** RECORD EXCERPTS **
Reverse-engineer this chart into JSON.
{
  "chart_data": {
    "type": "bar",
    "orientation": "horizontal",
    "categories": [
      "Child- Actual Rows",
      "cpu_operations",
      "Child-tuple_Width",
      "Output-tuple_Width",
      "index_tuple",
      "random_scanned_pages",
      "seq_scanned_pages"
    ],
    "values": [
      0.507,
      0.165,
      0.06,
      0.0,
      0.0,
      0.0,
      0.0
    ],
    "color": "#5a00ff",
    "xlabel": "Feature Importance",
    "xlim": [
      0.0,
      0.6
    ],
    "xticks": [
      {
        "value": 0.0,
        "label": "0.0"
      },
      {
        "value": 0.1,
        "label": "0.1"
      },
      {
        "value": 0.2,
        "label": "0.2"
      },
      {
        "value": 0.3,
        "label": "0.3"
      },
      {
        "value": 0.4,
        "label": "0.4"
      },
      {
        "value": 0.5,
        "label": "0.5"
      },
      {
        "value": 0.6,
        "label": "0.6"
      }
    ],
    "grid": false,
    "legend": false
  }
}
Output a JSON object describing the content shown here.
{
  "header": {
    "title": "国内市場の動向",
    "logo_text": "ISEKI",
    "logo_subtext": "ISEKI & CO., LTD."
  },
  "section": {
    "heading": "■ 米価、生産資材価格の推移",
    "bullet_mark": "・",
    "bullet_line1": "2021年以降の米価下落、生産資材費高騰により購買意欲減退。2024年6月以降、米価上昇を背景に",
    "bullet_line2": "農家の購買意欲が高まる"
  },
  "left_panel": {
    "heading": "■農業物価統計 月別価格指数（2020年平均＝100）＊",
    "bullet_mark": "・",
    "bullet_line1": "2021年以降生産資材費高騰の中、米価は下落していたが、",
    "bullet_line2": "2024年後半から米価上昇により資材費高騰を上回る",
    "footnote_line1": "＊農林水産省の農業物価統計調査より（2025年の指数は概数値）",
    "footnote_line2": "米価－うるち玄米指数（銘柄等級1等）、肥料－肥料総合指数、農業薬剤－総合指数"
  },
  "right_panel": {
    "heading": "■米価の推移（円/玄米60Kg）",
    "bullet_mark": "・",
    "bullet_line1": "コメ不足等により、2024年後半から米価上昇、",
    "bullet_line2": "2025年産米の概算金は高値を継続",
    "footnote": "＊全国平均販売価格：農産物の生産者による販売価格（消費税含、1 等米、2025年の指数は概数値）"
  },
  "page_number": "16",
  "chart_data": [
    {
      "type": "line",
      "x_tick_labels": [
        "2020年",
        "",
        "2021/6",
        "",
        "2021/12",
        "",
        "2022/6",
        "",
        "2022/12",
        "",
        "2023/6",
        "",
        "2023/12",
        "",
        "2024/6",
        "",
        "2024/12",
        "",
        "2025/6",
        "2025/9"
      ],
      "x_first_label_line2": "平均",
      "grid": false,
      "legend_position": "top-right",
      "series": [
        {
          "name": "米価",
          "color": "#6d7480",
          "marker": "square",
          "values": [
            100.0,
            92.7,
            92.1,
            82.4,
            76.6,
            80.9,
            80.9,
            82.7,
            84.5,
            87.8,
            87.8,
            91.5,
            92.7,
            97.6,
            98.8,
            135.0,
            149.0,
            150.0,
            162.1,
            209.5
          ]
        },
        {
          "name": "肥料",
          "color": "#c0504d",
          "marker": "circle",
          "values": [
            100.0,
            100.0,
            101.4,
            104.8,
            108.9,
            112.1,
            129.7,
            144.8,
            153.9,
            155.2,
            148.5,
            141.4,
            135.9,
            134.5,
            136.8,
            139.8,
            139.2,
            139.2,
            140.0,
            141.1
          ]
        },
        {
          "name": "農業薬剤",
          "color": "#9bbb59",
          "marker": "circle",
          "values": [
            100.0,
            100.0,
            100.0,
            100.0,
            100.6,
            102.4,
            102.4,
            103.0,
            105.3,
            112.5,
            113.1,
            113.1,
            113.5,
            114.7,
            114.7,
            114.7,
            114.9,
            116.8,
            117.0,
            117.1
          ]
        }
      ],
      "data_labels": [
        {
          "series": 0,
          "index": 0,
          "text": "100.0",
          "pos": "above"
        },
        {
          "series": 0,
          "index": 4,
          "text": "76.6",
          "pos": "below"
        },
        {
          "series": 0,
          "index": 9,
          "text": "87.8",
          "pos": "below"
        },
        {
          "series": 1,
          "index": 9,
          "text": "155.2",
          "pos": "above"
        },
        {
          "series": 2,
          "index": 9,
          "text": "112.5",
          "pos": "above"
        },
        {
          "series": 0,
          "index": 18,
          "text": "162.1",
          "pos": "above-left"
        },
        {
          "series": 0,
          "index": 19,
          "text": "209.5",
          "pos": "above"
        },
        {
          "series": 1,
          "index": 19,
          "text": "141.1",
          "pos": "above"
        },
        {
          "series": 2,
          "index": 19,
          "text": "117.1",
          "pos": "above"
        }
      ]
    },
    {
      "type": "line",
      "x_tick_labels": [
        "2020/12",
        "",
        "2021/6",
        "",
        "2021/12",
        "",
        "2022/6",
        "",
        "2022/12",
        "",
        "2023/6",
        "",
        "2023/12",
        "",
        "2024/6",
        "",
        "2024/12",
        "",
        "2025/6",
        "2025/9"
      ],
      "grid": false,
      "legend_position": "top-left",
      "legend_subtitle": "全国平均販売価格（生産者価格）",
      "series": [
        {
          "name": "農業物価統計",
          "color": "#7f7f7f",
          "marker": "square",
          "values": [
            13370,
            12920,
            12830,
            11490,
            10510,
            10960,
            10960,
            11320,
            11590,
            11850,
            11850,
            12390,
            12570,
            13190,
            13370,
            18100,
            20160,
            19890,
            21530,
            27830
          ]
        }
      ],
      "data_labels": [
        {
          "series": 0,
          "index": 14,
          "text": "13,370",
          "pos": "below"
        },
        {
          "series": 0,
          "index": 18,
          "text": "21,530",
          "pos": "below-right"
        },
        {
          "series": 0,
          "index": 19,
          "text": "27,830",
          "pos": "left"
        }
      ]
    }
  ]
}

** EXERCISE TASK **
Look through the material above. Copy each line where the word "農業薬剤" appears.

** THE OUTPUT **
    "footnote_line2": "米価－うるち玄米指数（銘柄等級1等）、肥料－肥料総合指数、農業薬剤－総合指数"
          "name": "農業薬剤",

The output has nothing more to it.